◆ **THE EXERCISE**:
Count every line that has "تسافر" in it and give the total, nothing more.

[Extracted data entries]
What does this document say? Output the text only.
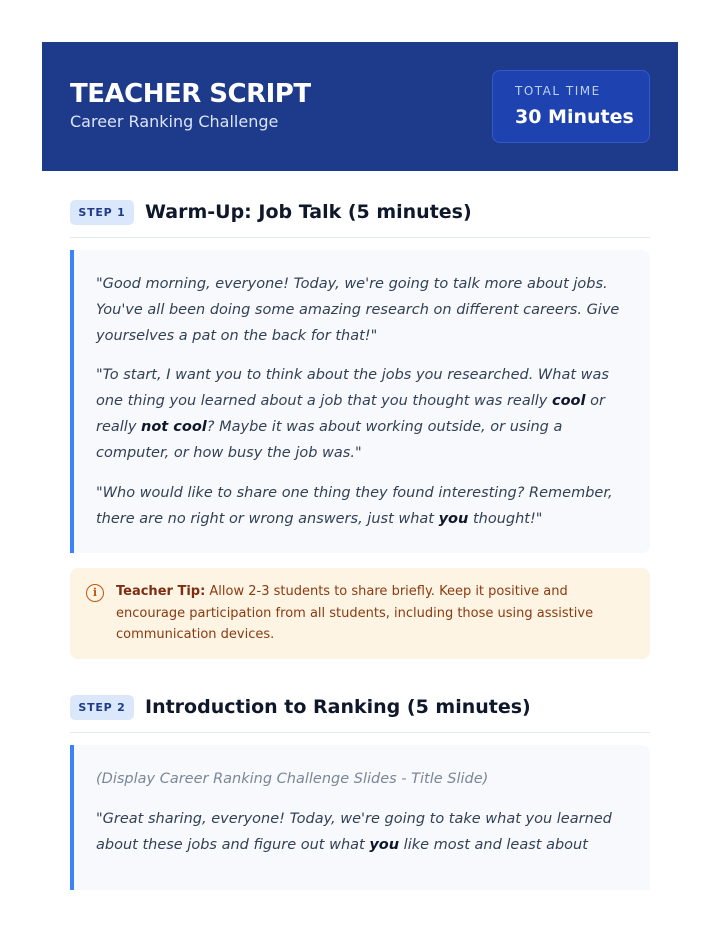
TEACHER SCRIPT
Career Ranking Challenge
TOTAL TIME
30 Minutes
STEP 1	Warm-Up: Job Talk (5 minutes)

"Good morning, everyone! Today, we're going to talk more about jobs. You've all been doing some amazing research on different careers. Give yourselves a pat on the back for that!"

"To start, I want you to think about the jobs you researched. What was one thing you learned about a job that you thought was really cool or really not cool? Maybe it was about working outside, or using a computer, or how busy the job was."

"Who would like to share one thing they found interesting? Remember, there are no right or wrong answers, just what you thought!"

i	Teacher Tip: Allow 2-3 students to share briefly. Keep it positive and encourage participation from all students, including those using assistive communication devices.
STEP 2	Introduction to Ranking (5 minutes)

(Display Career Ranking Challenge Slides - Title Slide)

"Great sharing, everyone! Today, we're going to take what you learned about these jobs and figure out what you like most and least about
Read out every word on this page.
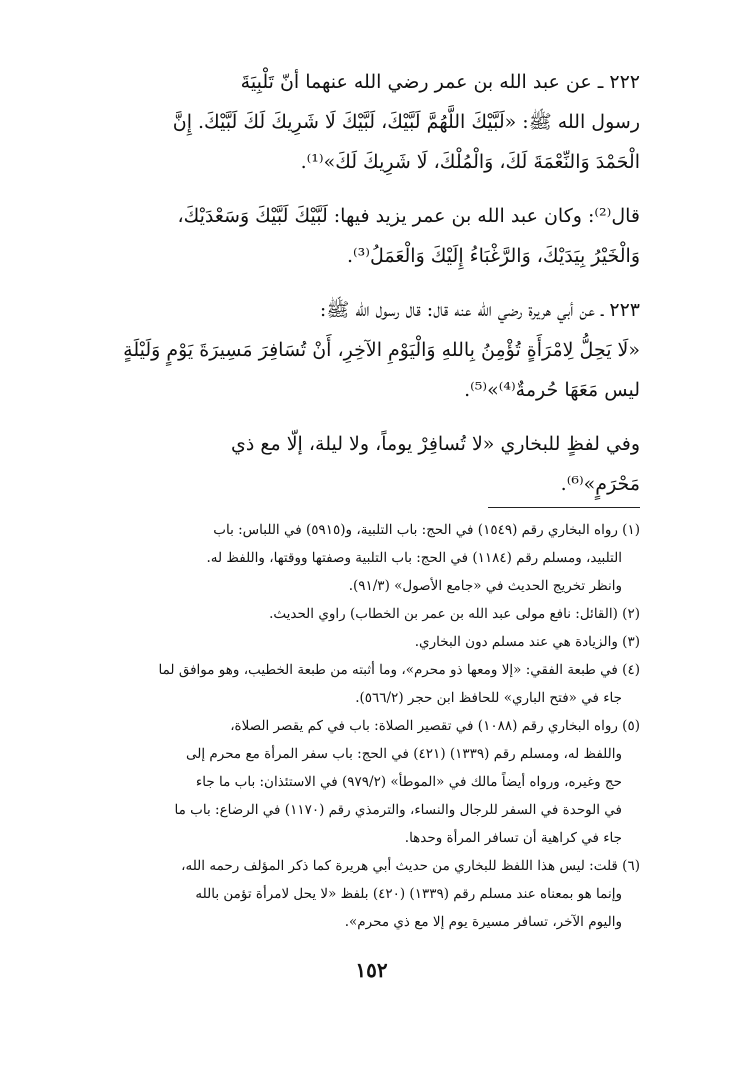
٢٢٢ ـ عن عبد الله بن عمر رضي الله عنهما أنّ تَلْبِيَةَ
رسول الله ﷺ: «لَبَّيْكَ اللَّهُمَّ لَبَّيْكَ، لَبَّيْكَ لَا شَرِيكَ لَكَ لَبَّيْكَ. إِنَّ
الْحَمْدَ وَالنِّعْمَةَ لَكَ، وَالْمُلْكَ، لَا شَرِيكَ لَكَ»⁽¹⁾.

قال⁽²⁾: وكان عبد الله بن عمر يزيد فيها: لَبَّيْكَ لَبَّيْكَ وَسَعْدَيْكَ،
وَالْخَيْرُ بِيَدَيْكَ، وَالرَّغْبَاءُ إِلَيْكَ وَالْعَمَلُ⁽³⁾.

٢٢٣ ـ عن أبي هريرة رضي الله عنه قال: قال رسول الله ﷺ:
«لَا يَحِلُّ لِامْرَأَةٍ تُؤْمِنُ بِاللهِ وَالْيَوْمِ الآخِرِ، أَنْ تُسَافِرَ مَسِيرَةَ يَوْمٍ وَلَيْلَةٍ
ليس مَعَهَا حُرمةٌ⁽⁴⁾»⁽⁵⁾.

وفي لفظٍ للبخاري «لا تُسافِرْ يوماً، ولا ليلة، إلّا مع ذي
مَحْرَمٍ»⁽⁶⁾.

(١) رواه البخاري رقم (١٥٤٩) في الحج: باب التلبية، و(٥٩١٥) في اللباس: باب
التلبيد، ومسلم رقم (١١٨٤) في الحج: باب التلبية وصفتها ووقتها، واللفظ له.
وانظر تخريج الحديث في «جامع الأصول» (٩١/٣).

(٢) (القائل: نافع مولى عبد الله بن عمر بن الخطاب) راوي الحديث.

(٣) والزيادة هي عند مسلم دون البخاري.

(٤) في طبعة الفقي: «إلا ومعها ذو محرم»، وما أثبته من طبعة الخطيب، وهو موافق لما
جاء في «فتح الباري» للحافظ ابن حجر (٥٦٦/٢).

(٥) رواه البخاري رقم (١٠٨٨) في تقصير الصلاة: باب في كم يقصر الصلاة،
واللفظ له، ومسلم رقم (١٣٣٩) (٤٢١) في الحج: باب سفر المرأة مع محرم إلى
حج وغيره، ورواه أيضاً مالك في «الموطأ» (٩٧٩/٢) في الاستئذان: باب ما جاء
في الوحدة في السفر للرجال والنساء، والترمذي رقم (١١٧٠) في الرضاع: باب ما
جاء في كراهية أن تسافر المرأة وحدها.

(٦) قلت: ليس هذا اللفظ للبخاري من حديث أبي هريرة كما ذكر المؤلف رحمه الله،
وإنما هو بمعناه عند مسلم رقم (١٣٣٩) (٤٢٠) بلفظ «لا يحل لامرأة تؤمن بالله
واليوم الآخر، تسافر مسيرة يوم إلا مع ذي محرم».

١٥٢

◆ **SOLUTION FOR THIS EXERCISE**:
2